======== Data lines ========

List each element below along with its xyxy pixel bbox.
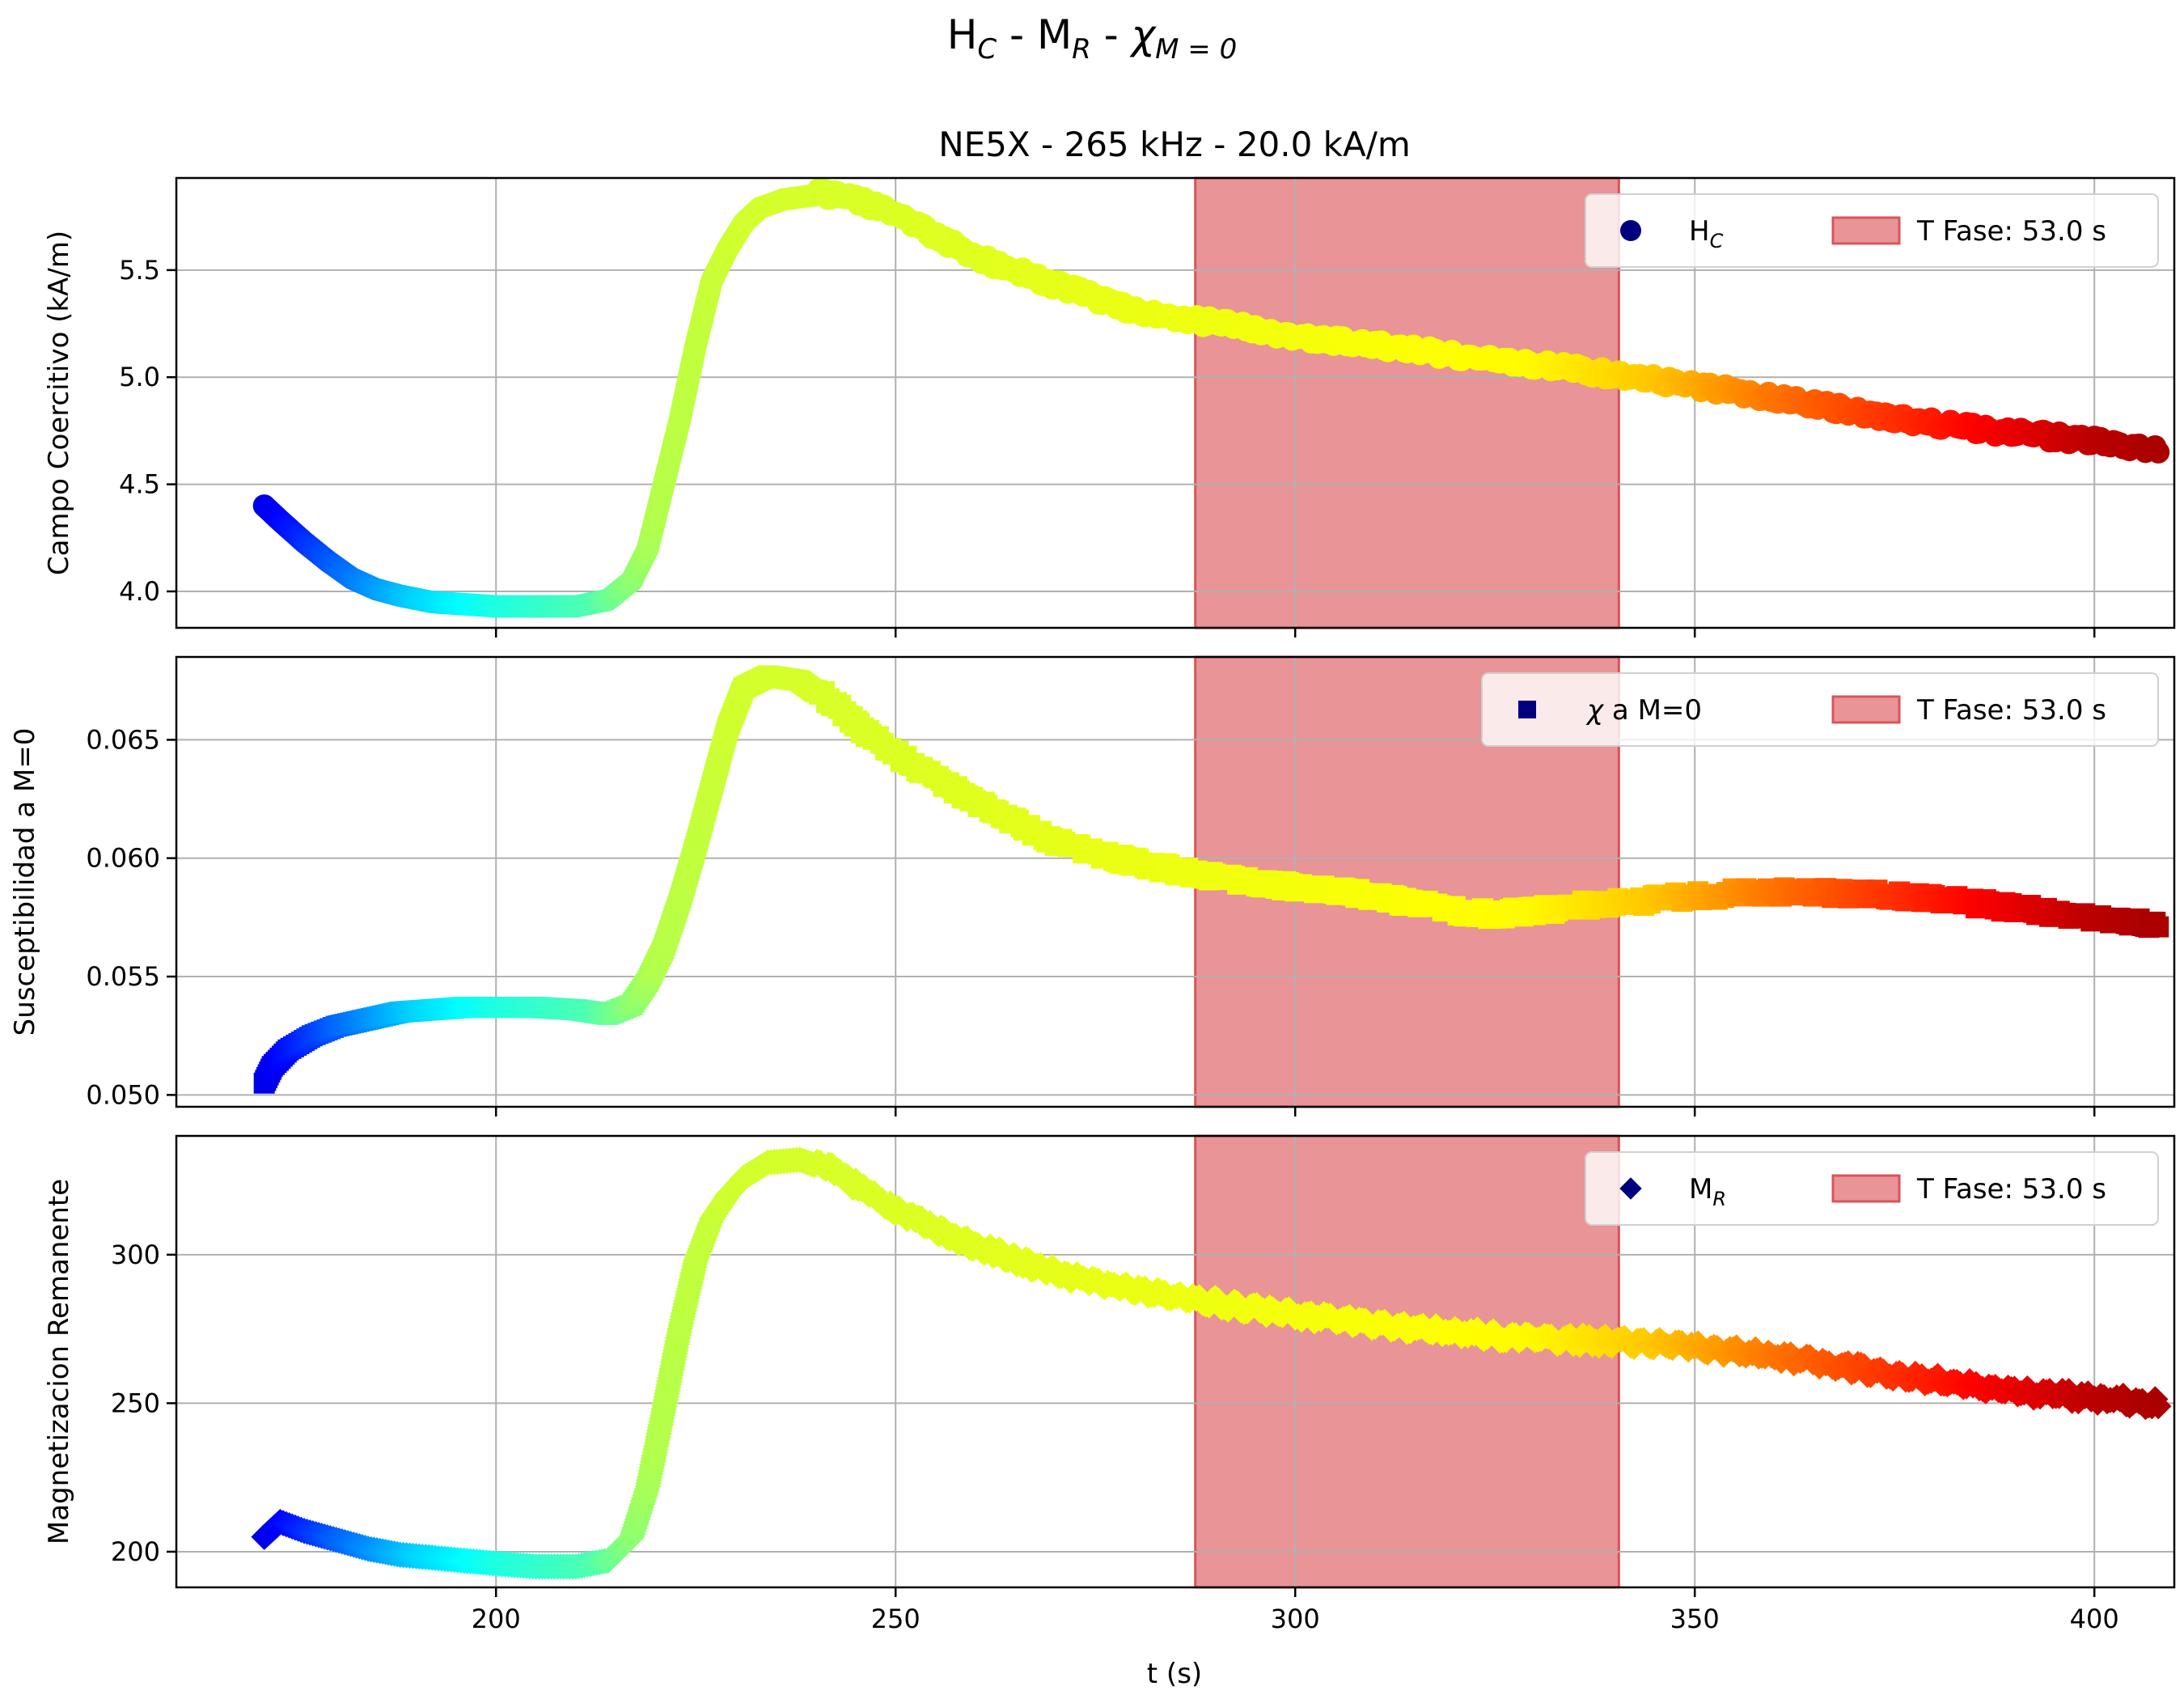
suptitle: HC - MR - χM = 0 xyxy=(947,11,1237,66)
panel-susceptibility: 0.050 0.055 0.060 0.065 Susceptibilidad a M=… xyxy=(9,655,2176,1116)
legend-series-label: MR xyxy=(1689,1173,1726,1210)
y-tick-label: 5.5 xyxy=(119,255,160,286)
y-tick-label: 4.0 xyxy=(119,576,160,607)
x-axis-label: t (s) xyxy=(1147,1658,1202,1690)
x-tick-label: 250 xyxy=(871,1604,921,1634)
y-axis-label: Magnetizacion Remanente xyxy=(43,1179,75,1544)
axes-frame xyxy=(175,1134,2176,1589)
legend-marker xyxy=(1620,220,1641,241)
legend-phase-swatch xyxy=(1831,216,1901,245)
legend-phase-swatch xyxy=(1831,1174,1901,1203)
y-axis-label: Susceptibilidad a M=0 xyxy=(9,728,41,1036)
y-tick-label: 0.050 xyxy=(86,1079,160,1110)
phase-span xyxy=(1194,176,1620,629)
legend-marker xyxy=(1518,701,1536,718)
y-tick-label: 5.0 xyxy=(119,362,160,392)
legend-phase-label: T Fase: 53.0 s xyxy=(1916,1173,2106,1205)
x-tick-label: 350 xyxy=(1670,1604,1720,1634)
y-tick-label: 300 xyxy=(111,1239,160,1270)
legend: HC T Fase: 53.0 s xyxy=(1585,193,2159,268)
legend-phase-label: T Fase: 53.0 s xyxy=(1916,215,2106,248)
legend-marker xyxy=(1619,1177,1642,1200)
legend-box xyxy=(1481,672,2159,747)
x-tick-label: 200 xyxy=(472,1604,521,1634)
y-tick-label: 0.060 xyxy=(86,843,160,874)
subtitle: NE5X - 265 kHz - 20.0 kA/m xyxy=(938,125,1411,164)
y-tick-label: 250 xyxy=(111,1388,160,1418)
scatter-series xyxy=(252,178,2170,618)
data-point xyxy=(2147,440,2170,464)
scatter-series xyxy=(251,1146,2172,1580)
axes-frame xyxy=(175,655,2176,1108)
legend-phase-label: T Fase: 53.0 s xyxy=(1916,694,2106,727)
legend-series-label: χ a M=0 xyxy=(1585,694,1702,727)
phase-span xyxy=(1194,1134,1620,1589)
scatter-series xyxy=(253,665,2169,1094)
y-axis-label: Campo Coercitivo (kA/m) xyxy=(43,231,75,575)
legend-phase-swatch xyxy=(1831,695,1901,724)
panel-coercive-field: 4.0 4.5 5.0 5.5 Campo Coercitivo (kA/m) HC T F… xyxy=(43,176,2176,638)
y-tick-label: 0.065 xyxy=(86,724,160,755)
x-tick-label: 400 xyxy=(2070,1604,2119,1634)
legend: χ a M=0 T Fase: 53.0 s xyxy=(1481,672,2159,747)
data-point xyxy=(2148,916,2169,938)
data-point xyxy=(2144,1392,2172,1420)
y-tick-label: 4.5 xyxy=(119,469,160,500)
panel-remanent-magnetization: 200 250 300 350 400 200 250 300 Magnetizacion Re… xyxy=(43,1134,2176,1634)
legend: MR T Fase: 53.0 s xyxy=(1585,1151,2159,1226)
axes-frame xyxy=(175,176,2176,629)
x-tick-label: 300 xyxy=(1271,1604,1320,1634)
y-tick-label: 200 xyxy=(111,1536,160,1567)
y-tick-label: 0.055 xyxy=(86,961,160,992)
legend-series-label: HC xyxy=(1689,215,1724,252)
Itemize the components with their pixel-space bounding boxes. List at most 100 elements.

========

▶ [Stated goal]:
Pull every line of the entries above into your answer word for word, leaving out the pictures.

▶ [The output]:
List each element below along with its xyxy pixel bbox.
suptitle: HC - MR - χM = 0 xyxy=(947,11,1237,66)
panel-susceptibility: 0.050 0.055 0.060 0.065 Susceptibilidad a M=… xyxy=(9,655,2176,1116)
legend-series-label: MR xyxy=(1689,1173,1726,1210)
y-tick-label: 5.5 xyxy=(119,255,160,286)
y-tick-label: 4.0 xyxy=(119,576,160,607)
x-axis-label: t (s) xyxy=(1147,1658,1202,1690)
x-tick-label: 250 xyxy=(871,1604,921,1634)
y-axis-label: Magnetizacion Remanente xyxy=(43,1179,75,1544)
axes-frame xyxy=(175,1134,2176,1589)
legend-marker xyxy=(1620,220,1641,241)
legend-phase-swatch xyxy=(1831,216,1901,245)
legend-phase-swatch xyxy=(1831,1174,1901,1203)
y-axis-label: Susceptibilidad a M=0 xyxy=(9,728,41,1036)
y-tick-label: 0.050 xyxy=(86,1079,160,1110)
phase-span xyxy=(1194,176,1620,629)
legend-marker xyxy=(1518,701,1536,718)
y-tick-label: 5.0 xyxy=(119,362,160,392)
legend-phase-label: T Fase: 53.0 s xyxy=(1916,1173,2106,1205)
x-tick-label: 350 xyxy=(1670,1604,1720,1634)
y-tick-label: 300 xyxy=(111,1239,160,1270)
legend: HC T Fase: 53.0 s xyxy=(1585,193,2159,268)
legend-phase-label: T Fase: 53.0 s xyxy=(1916,215,2106,248)
legend-marker xyxy=(1619,1177,1642,1200)
legend-box xyxy=(1481,672,2159,747)
x-tick-label: 200 xyxy=(472,1604,521,1634)
y-tick-label: 0.060 xyxy=(86,843,160,874)
subtitle: NE5X - 265 kHz - 20.0 kA/m xyxy=(938,125,1411,164)
y-tick-label: 250 xyxy=(111,1388,160,1418)
scatter-series xyxy=(252,178,2170,618)
data-point xyxy=(2147,440,2170,464)
scatter-series xyxy=(251,1146,2172,1580)
axes-frame xyxy=(175,655,2176,1108)
legend-phase-label: T Fase: 53.0 s xyxy=(1916,694,2106,727)
legend-series-label: χ a M=0 xyxy=(1585,694,1702,727)
phase-span xyxy=(1194,1134,1620,1589)
scatter-series xyxy=(253,665,2169,1094)
y-axis-label: Campo Coercitivo (kA/m) xyxy=(43,231,75,575)
legend-phase-swatch xyxy=(1831,695,1901,724)
panel-coercive-field: 4.0 4.5 5.0 5.5 Campo Coercitivo (kA/m) HC T F… xyxy=(43,176,2176,638)
y-tick-label: 0.065 xyxy=(86,724,160,755)
x-tick-label: 400 xyxy=(2070,1604,2119,1634)
legend: χ a M=0 T Fase: 53.0 s xyxy=(1481,672,2159,747)
data-point xyxy=(2148,916,2169,938)
data-point xyxy=(2144,1392,2172,1420)
y-tick-label: 4.5 xyxy=(119,469,160,500)
panel-remanent-magnetization: 200 250 300 350 400 200 250 300 Magnetizacion Re… xyxy=(43,1134,2176,1634)
legend: MR T Fase: 53.0 s xyxy=(1585,1151,2159,1226)
axes-frame xyxy=(175,176,2176,629)
x-tick-label: 300 xyxy=(1271,1604,1320,1634)
y-tick-label: 200 xyxy=(111,1536,160,1567)
y-tick-label: 0.055 xyxy=(86,961,160,992)
legend-series-label: HC xyxy=(1689,215,1724,252)
Itemize the components with their pixel-space bounding boxes. List at most 100 elements.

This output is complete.